━━━━━ Records for processing

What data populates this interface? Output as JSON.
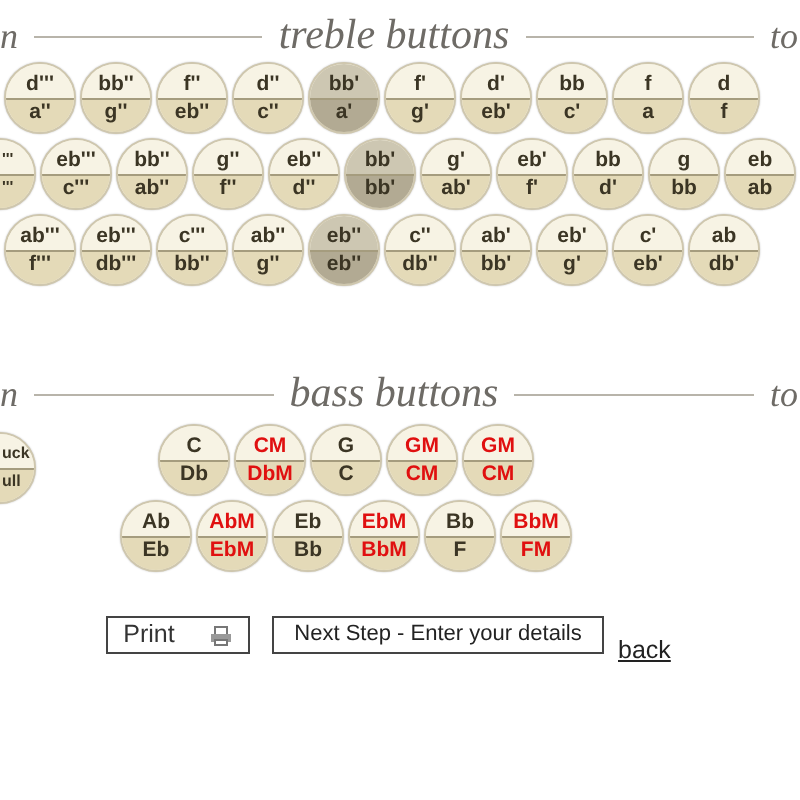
{
  "treble": {
    "lead_fragment": "n",
    "title": "treble buttons",
    "trail_fragment": "to",
    "rows": [
      [
        {
          "top": "d'''",
          "bottom": "a''",
          "selected": false
        },
        {
          "top": "bb''",
          "bottom": "g''",
          "selected": false
        },
        {
          "top": "f''",
          "bottom": "eb''",
          "selected": false
        },
        {
          "top": "d''",
          "bottom": "c''",
          "selected": false
        },
        {
          "top": "bb'",
          "bottom": "a'",
          "selected": true
        },
        {
          "top": "f'",
          "bottom": "g'",
          "selected": false
        },
        {
          "top": "d'",
          "bottom": "eb'",
          "selected": false
        },
        {
          "top": "bb",
          "bottom": "c'",
          "selected": false
        },
        {
          "top": "f",
          "bottom": "a",
          "selected": false
        },
        {
          "top": "d",
          "bottom": "f",
          "selected": false
        }
      ],
      [
        {
          "top": "'''",
          "bottom": "'''",
          "selected": false
        },
        {
          "top": "eb'''",
          "bottom": "c'''",
          "selected": false
        },
        {
          "top": "bb''",
          "bottom": "ab''",
          "selected": false
        },
        {
          "top": "g''",
          "bottom": "f''",
          "selected": false
        },
        {
          "top": "eb''",
          "bottom": "d''",
          "selected": false
        },
        {
          "top": "bb'",
          "bottom": "bb'",
          "selected": true
        },
        {
          "top": "g'",
          "bottom": "ab'",
          "selected": false
        },
        {
          "top": "eb'",
          "bottom": "f'",
          "selected": false
        },
        {
          "top": "bb",
          "bottom": "d'",
          "selected": false
        },
        {
          "top": "g",
          "bottom": "bb",
          "selected": false
        },
        {
          "top": "eb",
          "bottom": "ab",
          "selected": false
        }
      ],
      [
        {
          "top": "ab'''",
          "bottom": "f'''",
          "selected": false
        },
        {
          "top": "eb'''",
          "bottom": "db'''",
          "selected": false
        },
        {
          "top": "c'''",
          "bottom": "bb''",
          "selected": false
        },
        {
          "top": "ab''",
          "bottom": "g''",
          "selected": false
        },
        {
          "top": "eb''",
          "bottom": "eb''",
          "selected": true
        },
        {
          "top": "c''",
          "bottom": "db''",
          "selected": false
        },
        {
          "top": "ab'",
          "bottom": "bb'",
          "selected": false
        },
        {
          "top": "eb'",
          "bottom": "g'",
          "selected": false
        },
        {
          "top": "c'",
          "bottom": "eb'",
          "selected": false
        },
        {
          "top": "ab",
          "bottom": "db'",
          "selected": false
        }
      ]
    ]
  },
  "bass": {
    "lead_fragment": "n",
    "title": "bass buttons",
    "trail_fragment": "to",
    "partial_button": {
      "top": "uck",
      "bottom": "ull"
    },
    "rows": [
      [
        {
          "top": "C",
          "bottom": "Db",
          "highlighted": false
        },
        {
          "top": "CM",
          "bottom": "DbM",
          "highlighted": true
        },
        {
          "top": "G",
          "bottom": "C",
          "highlighted": false
        },
        {
          "top": "GM",
          "bottom": "CM",
          "highlighted": true
        },
        {
          "top": "GM",
          "bottom": "CM",
          "highlighted": true
        }
      ],
      [
        {
          "top": "Ab",
          "bottom": "Eb",
          "highlighted": false
        },
        {
          "top": "AbM",
          "bottom": "EbM",
          "highlighted": true
        },
        {
          "top": "Eb",
          "bottom": "Bb",
          "highlighted": false
        },
        {
          "top": "EbM",
          "bottom": "BbM",
          "highlighted": true
        },
        {
          "top": "Bb",
          "bottom": "F",
          "highlighted": false
        },
        {
          "top": "BbM",
          "bottom": "FM",
          "highlighted": true
        }
      ]
    ]
  },
  "actions": {
    "print": "Print",
    "next": "Next Step - Enter your details",
    "back": "back"
  }
}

━━━━━━━━━━

The records above must be printed exactly; the pictures stay out.

■ Completed exercise
What data populates this interface? Output as JSON.
{
  "treble": {
    "lead_fragment": "n",
    "title": "treble buttons",
    "trail_fragment": "to",
    "rows": [
      [
        {
          "top": "d'''",
          "bottom": "a''",
          "selected": false
        },
        {
          "top": "bb''",
          "bottom": "g''",
          "selected": false
        },
        {
          "top": "f''",
          "bottom": "eb''",
          "selected": false
        },
        {
          "top": "d''",
          "bottom": "c''",
          "selected": false
        },
        {
          "top": "bb'",
          "bottom": "a'",
          "selected": true
        },
        {
          "top": "f'",
          "bottom": "g'",
          "selected": false
        },
        {
          "top": "d'",
          "bottom": "eb'",
          "selected": false
        },
        {
          "top": "bb",
          "bottom": "c'",
          "selected": false
        },
        {
          "top": "f",
          "bottom": "a",
          "selected": false
        },
        {
          "top": "d",
          "bottom": "f",
          "selected": false
        }
      ],
      [
        {
          "top": "'''",
          "bottom": "'''",
          "selected": false
        },
        {
          "top": "eb'''",
          "bottom": "c'''",
          "selected": false
        },
        {
          "top": "bb''",
          "bottom": "ab''",
          "selected": false
        },
        {
          "top": "g''",
          "bottom": "f''",
          "selected": false
        },
        {
          "top": "eb''",
          "bottom": "d''",
          "selected": false
        },
        {
          "top": "bb'",
          "bottom": "bb'",
          "selected": true
        },
        {
          "top": "g'",
          "bottom": "ab'",
          "selected": false
        },
        {
          "top": "eb'",
          "bottom": "f'",
          "selected": false
        },
        {
          "top": "bb",
          "bottom": "d'",
          "selected": false
        },
        {
          "top": "g",
          "bottom": "bb",
          "selected": false
        },
        {
          "top": "eb",
          "bottom": "ab",
          "selected": false
        }
      ],
      [
        {
          "top": "ab'''",
          "bottom": "f'''",
          "selected": false
        },
        {
          "top": "eb'''",
          "bottom": "db'''",
          "selected": false
        },
        {
          "top": "c'''",
          "bottom": "bb''",
          "selected": false
        },
        {
          "top": "ab''",
          "bottom": "g''",
          "selected": false
        },
        {
          "top": "eb''",
          "bottom": "eb''",
          "selected": true
        },
        {
          "top": "c''",
          "bottom": "db''",
          "selected": false
        },
        {
          "top": "ab'",
          "bottom": "bb'",
          "selected": false
        },
        {
          "top": "eb'",
          "bottom": "g'",
          "selected": false
        },
        {
          "top": "c'",
          "bottom": "eb'",
          "selected": false
        },
        {
          "top": "ab",
          "bottom": "db'",
          "selected": false
        }
      ]
    ]
  },
  "bass": {
    "lead_fragment": "n",
    "title": "bass buttons",
    "trail_fragment": "to",
    "partial_button": {
      "top": "uck",
      "bottom": "ull"
    },
    "rows": [
      [
        {
          "top": "C",
          "bottom": "Db",
          "highlighted": false
        },
        {
          "top": "CM",
          "bottom": "DbM",
          "highlighted": true
        },
        {
          "top": "G",
          "bottom": "C",
          "highlighted": false
        },
        {
          "top": "GM",
          "bottom": "CM",
          "highlighted": true
        },
        {
          "top": "GM",
          "bottom": "CM",
          "highlighted": true
        }
      ],
      [
        {
          "top": "Ab",
          "bottom": "Eb",
          "highlighted": false
        },
        {
          "top": "AbM",
          "bottom": "EbM",
          "highlighted": true
        },
        {
          "top": "Eb",
          "bottom": "Bb",
          "highlighted": false
        },
        {
          "top": "EbM",
          "bottom": "BbM",
          "highlighted": true
        },
        {
          "top": "Bb",
          "bottom": "F",
          "highlighted": false
        },
        {
          "top": "BbM",
          "bottom": "FM",
          "highlighted": true
        }
      ]
    ]
  },
  "actions": {
    "print": "Print",
    "next": "Next Step - Enter your details",
    "back": "back"
  }
}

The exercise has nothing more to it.